Trecho do documento -
A obrigatoriedade do Georreferenciamento e Certificação de Imóveis Rurais no Brasil

Quando se analisa o processo de ocupação e demarcação das terras no Brasil, pode-se seguir dois vieses, mesmo que ambos se apresentem imbricados: (i) o primeiro, caracteriza-se pela análise do conteúdo das leis e suas respectivas consequências e implicações para a sociedade e para a conformação do território. Engloba, desse modo, interesses e revindicações dos distintos setores e segmentos da sociedade: é o viés político; (ii) o segundo, que nos interessa nesse trabalho, se refere à análise do conteúdo das normas e procedimentos trazidos pelas leis no intuito de ordenar o território: é o viés técnico.

Tarefas propostas -
A – Duplique o trecho sobre o georreferenciamento de imóveis rurais entre "A obrigatoriedade do" e "o viés técnico.", inclusive.
B – Redija a parte seguinte do texto sobre o georreferenciamento de imóveis rurais, começando logo após o último período apresentado.
O material não é necessário.

Material coletado -
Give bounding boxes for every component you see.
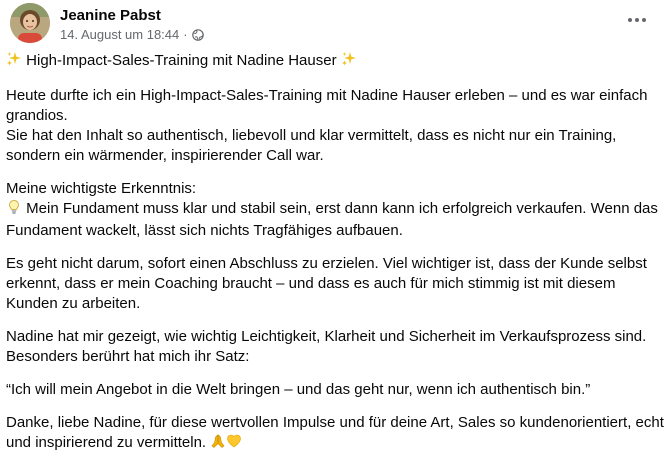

Resultados finais -
A –
A obrigatoriedade do Georreferenciamento e Certificação de Imóveis Rurais no Brasil

Quando se analisa o processo de ocupação e demarcação das terras no Brasil, pode-se seguir dois vieses, mesmo que ambos se apresentem imbricados: (i) o primeiro, caracteriza-se pela análise do conteúdo das leis e suas respectivas consequências e implicações para a sociedade e para a conformação do território. Engloba, desse modo, interesses e revindicações dos distintos setores e segmentos da sociedade: é o viés político; (ii) o segundo, que nos interessa nesse trabalho, se refere à análise do conteúdo das normas e procedimentos trazidos pelas leis no intuito de ordenar o território: é o viés técnico.

B –
Desse ponto de vista técnico, historicamente pode ser verificado que as informações sobre a localização espacial e as áreas dos imóveis rurais não tinham precisão, valia o que era dito no ato da coleta das informações cadastrais. Não havia nenhuma norma que estabelecesse critérios posicionais (métrico ou geodésico) a ser seguido. Assim, as informações sobre a estrutura fundiária disponibilizadas pelas entidades públicas apresentavam-se, e na maioria dos casos ainda se apresentam, incompletas e imprecisas, uma vez que não se possuía nenhuma normatização técnica criteriosa que possibilitasse a aferição precisa das características dos imóveis rurais.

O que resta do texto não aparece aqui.